(Records from a data source)
═══

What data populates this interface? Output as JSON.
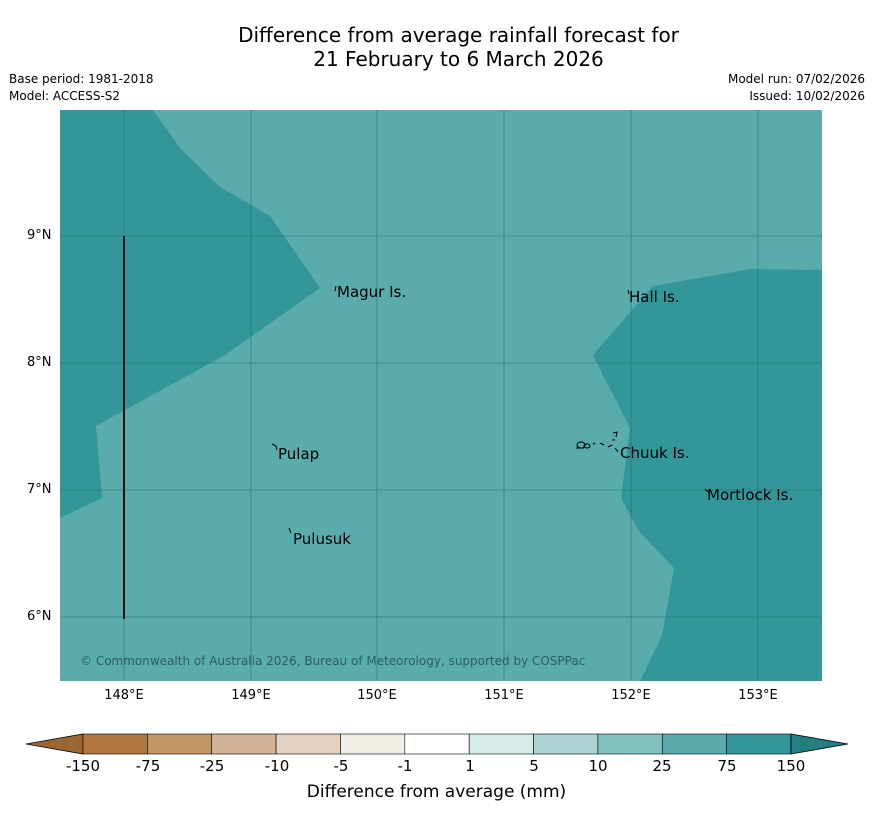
{
  "title": {
    "line1": "Difference from average rainfall forecast for",
    "line2": "21 February to 6 March 2026"
  },
  "meta": {
    "base_period": "Base period: 1981-2018",
    "model": "Model: ACCESS-S2",
    "model_run": "Model run: 07/02/2026",
    "issued": "Issued: 10/02/2026"
  },
  "map": {
    "background_color": "#5aabab",
    "wet_color": "#33979a",
    "lat_ticks": [
      "9°N",
      "8°N",
      "7°N",
      "6°N"
    ],
    "lon_ticks": [
      "148°E",
      "149°E",
      "150°E",
      "151°E",
      "152°E",
      "153°E"
    ],
    "places": [
      {
        "name": "Magur Is."
      },
      {
        "name": "Hall Is."
      },
      {
        "name": "Pulap"
      },
      {
        "name": "Chuuk Is."
      },
      {
        "name": "Mortlock Is."
      },
      {
        "name": "Pulusuk"
      }
    ],
    "copyright": "© Commonwealth of Australia 2026, Bureau of Meteorology, supported by COSPPac"
  },
  "colorbar": {
    "labels": [
      "-150",
      "-75",
      "-25",
      "-10",
      "-5",
      "-1",
      "1",
      "5",
      "10",
      "25",
      "75",
      "150"
    ],
    "colors": [
      "#9c6630",
      "#b1773d",
      "#c29466",
      "#d3b295",
      "#e5d1c1",
      "#f1ede7",
      "#ffffff",
      "#d6ebea",
      "#acd4d3",
      "#83c1bf",
      "#5aabab",
      "#33979a",
      "#23807f"
    ],
    "title": "Difference from average (mm)"
  }
}
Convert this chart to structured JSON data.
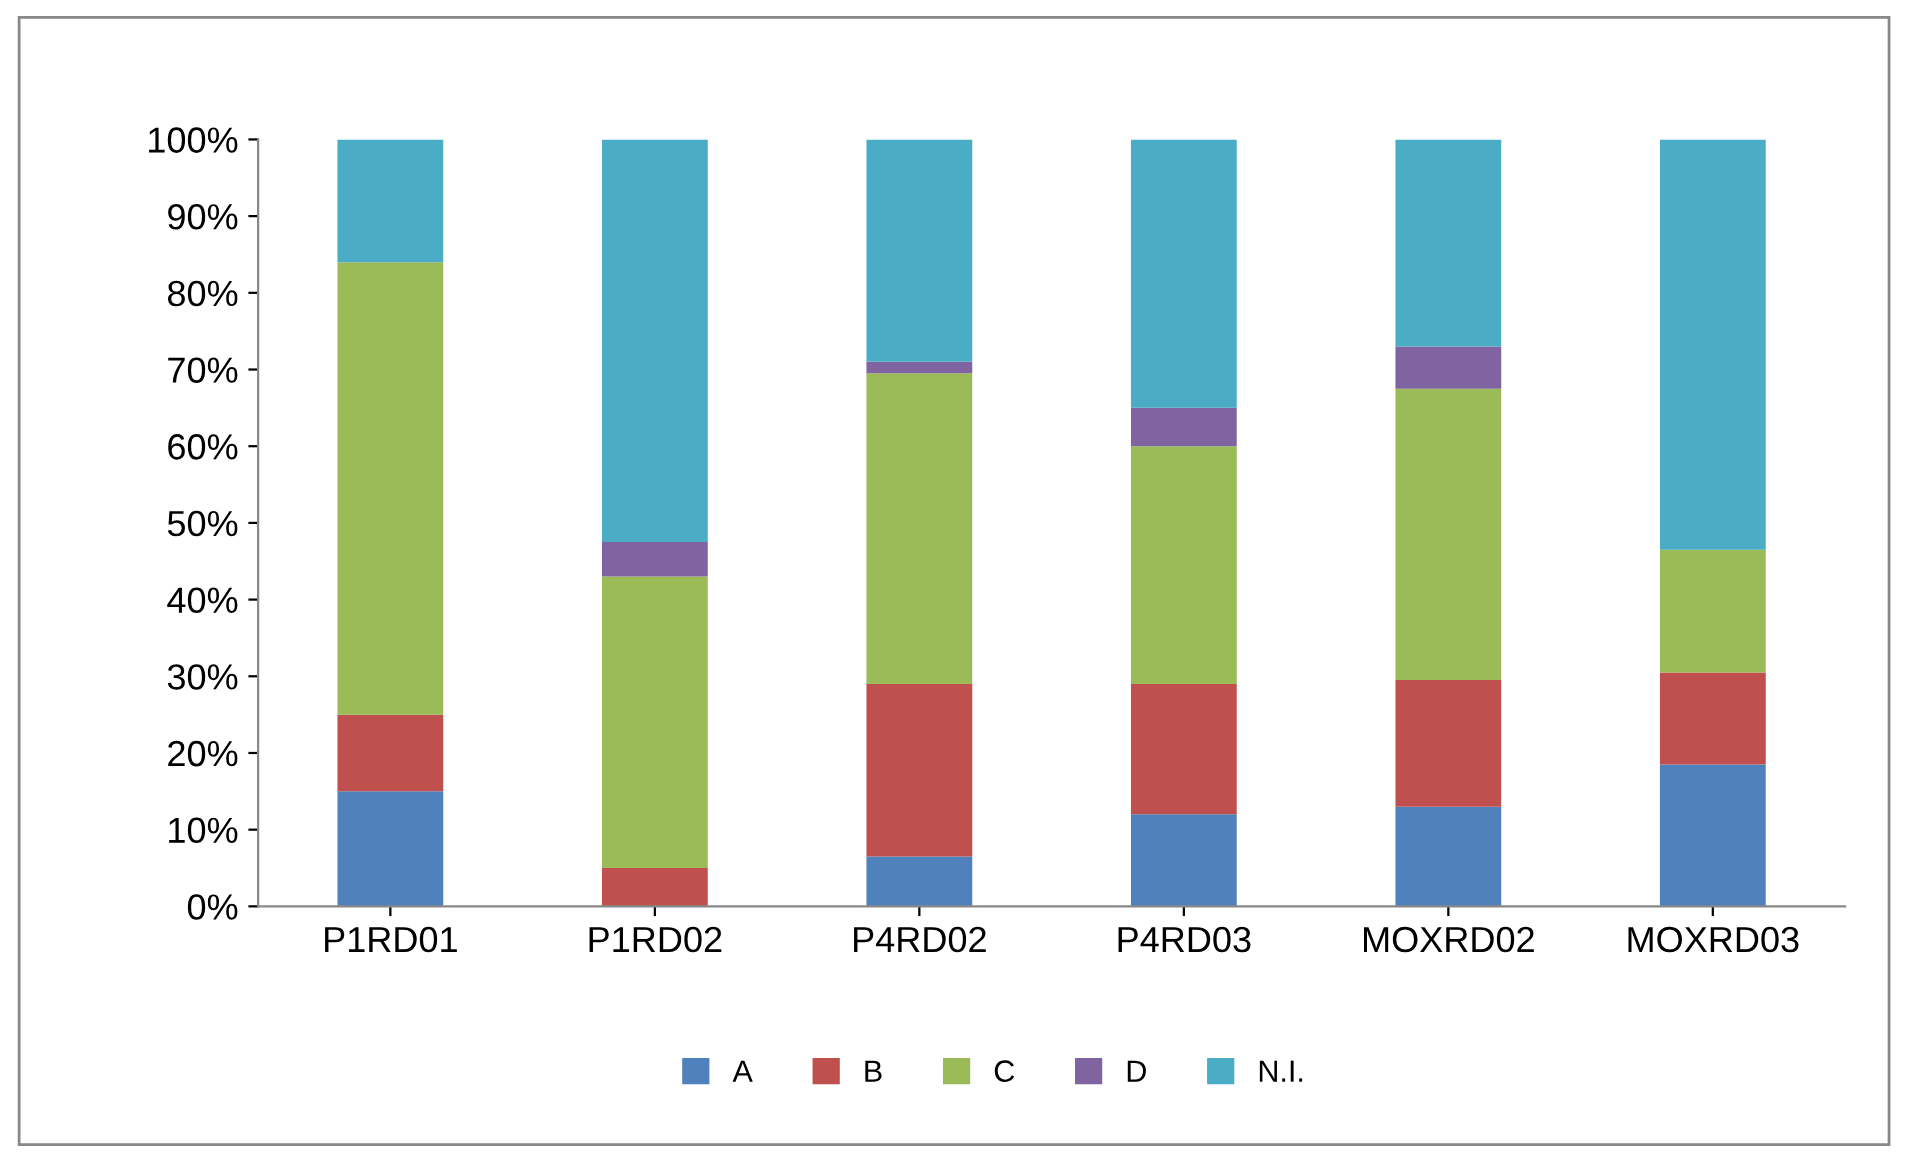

═══

» **Directive**
Tally up the lines holding the string "title" in this listing, and report the total alone.

» **Finished task**
2